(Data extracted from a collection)
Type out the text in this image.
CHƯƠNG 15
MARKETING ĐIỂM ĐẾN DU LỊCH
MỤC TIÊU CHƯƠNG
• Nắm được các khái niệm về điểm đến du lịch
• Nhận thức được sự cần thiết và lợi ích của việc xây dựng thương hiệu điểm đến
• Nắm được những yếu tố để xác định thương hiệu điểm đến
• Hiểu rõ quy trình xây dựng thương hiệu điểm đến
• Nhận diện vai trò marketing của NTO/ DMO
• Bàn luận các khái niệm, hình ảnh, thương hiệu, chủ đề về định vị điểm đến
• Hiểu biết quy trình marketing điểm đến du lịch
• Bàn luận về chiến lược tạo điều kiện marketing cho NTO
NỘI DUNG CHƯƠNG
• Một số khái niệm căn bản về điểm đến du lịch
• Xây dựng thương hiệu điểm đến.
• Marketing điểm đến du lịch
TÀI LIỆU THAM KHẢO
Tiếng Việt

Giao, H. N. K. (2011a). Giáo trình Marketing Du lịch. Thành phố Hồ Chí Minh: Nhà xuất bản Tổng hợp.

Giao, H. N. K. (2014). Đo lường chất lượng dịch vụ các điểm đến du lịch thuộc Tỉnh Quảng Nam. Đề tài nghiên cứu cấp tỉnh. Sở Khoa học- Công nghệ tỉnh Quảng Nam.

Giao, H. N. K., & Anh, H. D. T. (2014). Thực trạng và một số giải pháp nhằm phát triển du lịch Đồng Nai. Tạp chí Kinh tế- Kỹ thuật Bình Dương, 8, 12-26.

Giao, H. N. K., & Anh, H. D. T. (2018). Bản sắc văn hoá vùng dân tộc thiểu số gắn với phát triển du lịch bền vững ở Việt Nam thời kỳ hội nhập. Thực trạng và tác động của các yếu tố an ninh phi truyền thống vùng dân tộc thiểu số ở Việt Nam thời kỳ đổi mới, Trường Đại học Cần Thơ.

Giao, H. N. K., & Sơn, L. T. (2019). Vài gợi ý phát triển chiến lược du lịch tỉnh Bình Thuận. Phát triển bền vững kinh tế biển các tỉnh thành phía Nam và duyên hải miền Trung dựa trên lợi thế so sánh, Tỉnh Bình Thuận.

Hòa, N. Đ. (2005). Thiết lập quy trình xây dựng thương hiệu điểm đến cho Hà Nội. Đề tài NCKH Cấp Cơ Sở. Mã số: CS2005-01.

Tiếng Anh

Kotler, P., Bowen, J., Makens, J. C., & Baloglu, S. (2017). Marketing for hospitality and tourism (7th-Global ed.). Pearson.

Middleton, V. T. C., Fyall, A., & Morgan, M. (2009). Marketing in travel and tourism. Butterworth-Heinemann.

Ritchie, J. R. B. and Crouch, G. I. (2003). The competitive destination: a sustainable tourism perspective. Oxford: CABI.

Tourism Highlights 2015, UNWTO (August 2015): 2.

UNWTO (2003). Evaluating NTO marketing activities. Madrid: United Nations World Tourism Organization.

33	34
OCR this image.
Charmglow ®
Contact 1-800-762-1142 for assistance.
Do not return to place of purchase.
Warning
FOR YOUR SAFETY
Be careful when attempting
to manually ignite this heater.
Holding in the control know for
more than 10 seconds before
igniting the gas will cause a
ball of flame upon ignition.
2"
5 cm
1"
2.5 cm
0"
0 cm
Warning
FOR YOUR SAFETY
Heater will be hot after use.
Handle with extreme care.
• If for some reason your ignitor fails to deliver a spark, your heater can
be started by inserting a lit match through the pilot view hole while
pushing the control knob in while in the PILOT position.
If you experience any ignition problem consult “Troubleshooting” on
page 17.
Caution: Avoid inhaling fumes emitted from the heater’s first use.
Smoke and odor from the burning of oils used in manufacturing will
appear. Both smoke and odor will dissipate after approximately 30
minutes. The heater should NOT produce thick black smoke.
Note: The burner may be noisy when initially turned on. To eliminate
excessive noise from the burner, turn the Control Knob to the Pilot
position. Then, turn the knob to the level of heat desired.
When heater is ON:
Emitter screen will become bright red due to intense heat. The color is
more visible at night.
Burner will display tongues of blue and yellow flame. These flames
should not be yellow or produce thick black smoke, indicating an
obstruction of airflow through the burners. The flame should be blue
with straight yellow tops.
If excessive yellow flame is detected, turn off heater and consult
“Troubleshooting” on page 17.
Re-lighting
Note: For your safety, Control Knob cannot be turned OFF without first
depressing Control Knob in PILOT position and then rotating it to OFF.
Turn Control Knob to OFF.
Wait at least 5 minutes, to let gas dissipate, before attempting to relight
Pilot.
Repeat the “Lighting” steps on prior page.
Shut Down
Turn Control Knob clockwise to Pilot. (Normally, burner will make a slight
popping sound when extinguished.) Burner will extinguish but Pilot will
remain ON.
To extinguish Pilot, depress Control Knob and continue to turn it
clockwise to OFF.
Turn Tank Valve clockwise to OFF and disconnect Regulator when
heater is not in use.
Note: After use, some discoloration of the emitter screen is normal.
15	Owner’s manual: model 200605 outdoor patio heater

Given exercise -
Each line of the listing above should be output exactly.

The result -
Type out the text in this image.
CHƯƠNG 15
MARKETING ĐIỂM ĐẾN DU LỊCH
MỤC TIÊU CHƯƠNG
• Nắm được các khái niệm về điểm đến du lịch
• Nhận thức được sự cần thiết và lợi ích của việc xây dựng thương hiệu điểm đến
• Nắm được những yếu tố để xác định thương hiệu điểm đến
• Hiểu rõ quy trình xây dựng thương hiệu điểm đến
• Nhận diện vai trò marketing của NTO/ DMO
• Bàn luận các khái niệm, hình ảnh, thương hiệu, chủ đề về định vị điểm đến
• Hiểu biết quy trình marketing điểm đến du lịch
• Bàn luận về chiến lược tạo điều kiện marketing cho NTO
NỘI DUNG CHƯƠNG
• Một số khái niệm căn bản về điểm đến du lịch
• Xây dựng thương hiệu điểm đến.
• Marketing điểm đến du lịch
TÀI LIỆU THAM KHẢO
Tiếng Việt

Giao, H. N. K. (2011a). Giáo trình Marketing Du lịch. Thành phố Hồ Chí Minh: Nhà xuất bản Tổng hợp.

Giao, H. N. K. (2014). Đo lường chất lượng dịch vụ các điểm đến du lịch thuộc Tỉnh Quảng Nam. Đề tài nghiên cứu cấp tỉnh. Sở Khoa học- Công nghệ tỉnh Quảng Nam.

Giao, H. N. K., & Anh, H. D. T. (2014). Thực trạng và một số giải pháp nhằm phát triển du lịch Đồng Nai. Tạp chí Kinh tế- Kỹ thuật Bình Dương, 8, 12-26.

Giao, H. N. K., & Anh, H. D. T. (2018). Bản sắc văn hoá vùng dân tộc thiểu số gắn với phát triển du lịch bền vững ở Việt Nam thời kỳ hội nhập. Thực trạng và tác động của các yếu tố an ninh phi truyền thống vùng dân tộc thiểu số ở Việt Nam thời kỳ đổi mới, Trường Đại học Cần Thơ.

Giao, H. N. K., & Sơn, L. T. (2019). Vài gợi ý phát triển chiến lược du lịch tỉnh Bình Thuận. Phát triển bền vững kinh tế biển các tỉnh thành phía Nam và duyên hải miền Trung dựa trên lợi thế so sánh, Tỉnh Bình Thuận.

Hòa, N. Đ. (2005). Thiết lập quy trình xây dựng thương hiệu điểm đến cho Hà Nội. Đề tài NCKH Cấp Cơ Sở. Mã số: CS2005-01.

Tiếng Anh

Kotler, P., Bowen, J., Makens, J. C., & Baloglu, S. (2017). Marketing for hospitality and tourism (7th-Global ed.). Pearson.

Middleton, V. T. C., Fyall, A., & Morgan, M. (2009). Marketing in travel and tourism. Butterworth-Heinemann.

Ritchie, J. R. B. and Crouch, G. I. (2003). The competitive destination: a sustainable tourism perspective. Oxford: CABI.

Tourism Highlights 2015, UNWTO (August 2015): 2.

UNWTO (2003). Evaluating NTO marketing activities. Madrid: United Nations World Tourism Organization.

33	34
OCR this image.
Charmglow ®
Contact 1-800-762-1142 for assistance.
Do not return to place of purchase.
Warning
FOR YOUR SAFETY
Be careful when attempting
to manually ignite this heater.
Holding in the control know for
more than 10 seconds before
igniting the gas will cause a
ball of flame upon ignition.
2"
5 cm
1"
2.5 cm
0"
0 cm
Warning
FOR YOUR SAFETY
Heater will be hot after use.
Handle with extreme care.
• If for some reason your ignitor fails to deliver a spark, your heater can
be started by inserting a lit match through the pilot view hole while
pushing the control knob in while in the PILOT position.
If you experience any ignition problem consult “Troubleshooting” on
page 17.
Caution: Avoid inhaling fumes emitted from the heater’s first use.
Smoke and odor from the burning of oils used in manufacturing will
appear. Both smoke and odor will dissipate after approximately 30
minutes. The heater should NOT produce thick black smoke.
Note: The burner may be noisy when initially turned on. To eliminate
excessive noise from the burner, turn the Control Knob to the Pilot
position. Then, turn the knob to the level of heat desired.
When heater is ON:
Emitter screen will become bright red due to intense heat. The color is
more visible at night.
Burner will display tongues of blue and yellow flame. These flames
should not be yellow or produce thick black smoke, indicating an
obstruction of airflow through the burners. The flame should be blue
with straight yellow tops.
If excessive yellow flame is detected, turn off heater and consult
“Troubleshooting” on page 17.
Re-lighting
Note: For your safety, Control Knob cannot be turned OFF without first
depressing Control Knob in PILOT position and then rotating it to OFF.
Turn Control Knob to OFF.
Wait at least 5 minutes, to let gas dissipate, before attempting to relight
Pilot.
Repeat the “Lighting” steps on prior page.
Shut Down
Turn Control Knob clockwise to Pilot. (Normally, burner will make a slight
popping sound when extinguished.) Burner will extinguish but Pilot will
remain ON.
To extinguish Pilot, depress Control Knob and continue to turn it
clockwise to OFF.
Turn Tank Valve clockwise to OFF and disconnect Regulator when
heater is not in use.
Note: After use, some discoloration of the emitter screen is normal.
15	Owner’s manual: model 200605 outdoor patio heater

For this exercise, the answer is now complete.